**Provided information**

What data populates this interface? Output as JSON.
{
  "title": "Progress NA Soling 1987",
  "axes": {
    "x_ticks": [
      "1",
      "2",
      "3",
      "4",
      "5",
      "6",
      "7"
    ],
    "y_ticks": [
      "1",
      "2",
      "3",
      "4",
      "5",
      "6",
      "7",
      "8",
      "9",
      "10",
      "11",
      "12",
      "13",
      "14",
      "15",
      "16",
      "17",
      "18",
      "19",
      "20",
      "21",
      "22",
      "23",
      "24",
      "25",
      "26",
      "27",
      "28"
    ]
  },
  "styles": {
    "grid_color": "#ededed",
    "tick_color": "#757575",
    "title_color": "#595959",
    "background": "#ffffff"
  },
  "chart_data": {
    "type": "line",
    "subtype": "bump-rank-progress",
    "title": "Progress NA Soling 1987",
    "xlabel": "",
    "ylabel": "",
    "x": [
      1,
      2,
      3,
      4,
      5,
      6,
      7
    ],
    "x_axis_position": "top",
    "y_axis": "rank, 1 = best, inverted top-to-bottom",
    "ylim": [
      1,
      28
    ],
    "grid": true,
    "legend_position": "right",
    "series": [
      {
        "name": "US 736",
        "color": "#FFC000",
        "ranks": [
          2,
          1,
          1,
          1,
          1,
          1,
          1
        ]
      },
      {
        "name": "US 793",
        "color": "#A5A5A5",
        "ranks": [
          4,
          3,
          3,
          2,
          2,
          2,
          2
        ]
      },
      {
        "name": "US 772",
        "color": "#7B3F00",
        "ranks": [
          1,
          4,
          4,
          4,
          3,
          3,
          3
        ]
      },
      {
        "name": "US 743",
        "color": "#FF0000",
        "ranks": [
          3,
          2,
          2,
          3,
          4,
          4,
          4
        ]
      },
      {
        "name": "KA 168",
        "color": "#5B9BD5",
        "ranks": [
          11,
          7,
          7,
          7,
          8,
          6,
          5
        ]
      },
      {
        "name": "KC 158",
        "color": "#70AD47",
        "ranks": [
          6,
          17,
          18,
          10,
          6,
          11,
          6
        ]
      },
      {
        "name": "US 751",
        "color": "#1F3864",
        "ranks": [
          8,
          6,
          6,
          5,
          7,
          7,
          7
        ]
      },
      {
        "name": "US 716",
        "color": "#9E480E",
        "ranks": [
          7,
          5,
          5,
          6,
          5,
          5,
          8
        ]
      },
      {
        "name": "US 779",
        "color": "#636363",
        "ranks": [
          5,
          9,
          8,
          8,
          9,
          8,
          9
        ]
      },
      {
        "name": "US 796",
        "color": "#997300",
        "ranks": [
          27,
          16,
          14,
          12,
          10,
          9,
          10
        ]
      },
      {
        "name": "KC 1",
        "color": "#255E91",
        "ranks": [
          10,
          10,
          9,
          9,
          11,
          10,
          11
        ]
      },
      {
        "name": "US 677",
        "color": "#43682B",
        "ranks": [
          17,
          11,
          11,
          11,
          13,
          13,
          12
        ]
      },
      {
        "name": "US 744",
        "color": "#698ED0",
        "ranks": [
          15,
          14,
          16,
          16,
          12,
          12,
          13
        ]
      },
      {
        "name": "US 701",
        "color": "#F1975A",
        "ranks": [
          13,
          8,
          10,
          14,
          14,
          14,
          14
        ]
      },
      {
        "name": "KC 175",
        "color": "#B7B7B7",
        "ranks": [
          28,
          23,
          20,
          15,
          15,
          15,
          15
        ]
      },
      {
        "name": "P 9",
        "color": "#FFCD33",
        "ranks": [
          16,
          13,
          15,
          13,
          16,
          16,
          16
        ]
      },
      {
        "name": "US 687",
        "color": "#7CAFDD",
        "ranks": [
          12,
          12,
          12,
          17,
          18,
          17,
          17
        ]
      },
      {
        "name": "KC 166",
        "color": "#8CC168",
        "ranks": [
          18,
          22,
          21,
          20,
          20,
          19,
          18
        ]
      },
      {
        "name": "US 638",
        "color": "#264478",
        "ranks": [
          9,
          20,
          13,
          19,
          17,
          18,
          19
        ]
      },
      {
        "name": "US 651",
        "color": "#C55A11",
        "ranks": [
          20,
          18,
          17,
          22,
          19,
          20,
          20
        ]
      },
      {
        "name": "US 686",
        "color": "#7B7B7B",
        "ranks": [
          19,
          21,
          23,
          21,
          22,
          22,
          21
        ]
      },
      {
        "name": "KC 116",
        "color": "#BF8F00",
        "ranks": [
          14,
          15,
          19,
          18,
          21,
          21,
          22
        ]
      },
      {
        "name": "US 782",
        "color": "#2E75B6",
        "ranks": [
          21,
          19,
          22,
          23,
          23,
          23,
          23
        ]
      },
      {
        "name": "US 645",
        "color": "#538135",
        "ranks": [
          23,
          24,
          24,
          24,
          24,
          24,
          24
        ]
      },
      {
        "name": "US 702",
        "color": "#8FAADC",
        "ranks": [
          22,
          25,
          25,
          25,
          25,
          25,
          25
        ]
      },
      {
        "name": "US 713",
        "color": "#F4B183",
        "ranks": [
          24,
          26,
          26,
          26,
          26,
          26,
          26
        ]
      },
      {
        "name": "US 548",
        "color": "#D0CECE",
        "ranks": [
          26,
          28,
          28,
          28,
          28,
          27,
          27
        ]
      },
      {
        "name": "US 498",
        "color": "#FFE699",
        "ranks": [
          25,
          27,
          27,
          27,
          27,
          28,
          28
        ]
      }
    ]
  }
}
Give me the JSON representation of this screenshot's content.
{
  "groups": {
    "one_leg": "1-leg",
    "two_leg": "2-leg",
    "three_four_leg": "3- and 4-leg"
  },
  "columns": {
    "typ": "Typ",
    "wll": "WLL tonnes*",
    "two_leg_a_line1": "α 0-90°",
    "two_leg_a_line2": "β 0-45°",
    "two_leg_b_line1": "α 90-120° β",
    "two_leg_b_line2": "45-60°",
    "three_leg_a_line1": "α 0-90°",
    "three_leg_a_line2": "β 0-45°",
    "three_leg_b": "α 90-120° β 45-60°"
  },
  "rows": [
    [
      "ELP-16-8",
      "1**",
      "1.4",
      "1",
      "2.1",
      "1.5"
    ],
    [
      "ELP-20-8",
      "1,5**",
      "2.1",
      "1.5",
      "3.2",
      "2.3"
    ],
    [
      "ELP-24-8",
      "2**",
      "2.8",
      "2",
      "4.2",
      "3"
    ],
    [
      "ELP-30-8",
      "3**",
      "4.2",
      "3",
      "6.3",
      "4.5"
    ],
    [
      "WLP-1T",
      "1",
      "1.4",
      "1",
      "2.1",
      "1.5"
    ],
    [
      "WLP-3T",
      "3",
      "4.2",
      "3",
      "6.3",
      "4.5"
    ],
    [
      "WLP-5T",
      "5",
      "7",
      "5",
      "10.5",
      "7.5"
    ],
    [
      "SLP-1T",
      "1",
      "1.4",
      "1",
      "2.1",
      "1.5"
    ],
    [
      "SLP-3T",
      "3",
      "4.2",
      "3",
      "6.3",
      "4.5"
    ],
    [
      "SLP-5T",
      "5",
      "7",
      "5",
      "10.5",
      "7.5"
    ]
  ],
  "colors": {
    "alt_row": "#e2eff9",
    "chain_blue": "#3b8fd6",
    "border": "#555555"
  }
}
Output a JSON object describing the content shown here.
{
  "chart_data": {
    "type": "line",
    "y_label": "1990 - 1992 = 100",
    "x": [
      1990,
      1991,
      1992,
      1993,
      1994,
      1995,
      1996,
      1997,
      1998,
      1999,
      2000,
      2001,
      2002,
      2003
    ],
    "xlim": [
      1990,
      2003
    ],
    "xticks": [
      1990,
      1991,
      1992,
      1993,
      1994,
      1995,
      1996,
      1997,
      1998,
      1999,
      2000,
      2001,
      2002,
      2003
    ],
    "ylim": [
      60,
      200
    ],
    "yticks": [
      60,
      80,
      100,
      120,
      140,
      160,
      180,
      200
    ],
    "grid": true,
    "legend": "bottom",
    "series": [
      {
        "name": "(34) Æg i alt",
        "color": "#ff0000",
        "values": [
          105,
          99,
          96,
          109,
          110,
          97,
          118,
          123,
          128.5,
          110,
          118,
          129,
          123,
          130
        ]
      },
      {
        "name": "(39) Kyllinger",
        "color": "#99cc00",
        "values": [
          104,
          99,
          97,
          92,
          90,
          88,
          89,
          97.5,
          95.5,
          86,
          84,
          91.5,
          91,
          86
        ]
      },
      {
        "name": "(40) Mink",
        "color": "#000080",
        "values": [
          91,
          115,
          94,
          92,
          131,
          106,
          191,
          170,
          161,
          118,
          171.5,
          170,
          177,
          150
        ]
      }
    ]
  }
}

**What is expected**
Scan the lines above for "JSON", then copy every one that has it.

**Problem solution**
What data populates this interface? Output as JSON.
Give me the JSON representation of this screenshot's content.
Output a JSON object describing the content shown here.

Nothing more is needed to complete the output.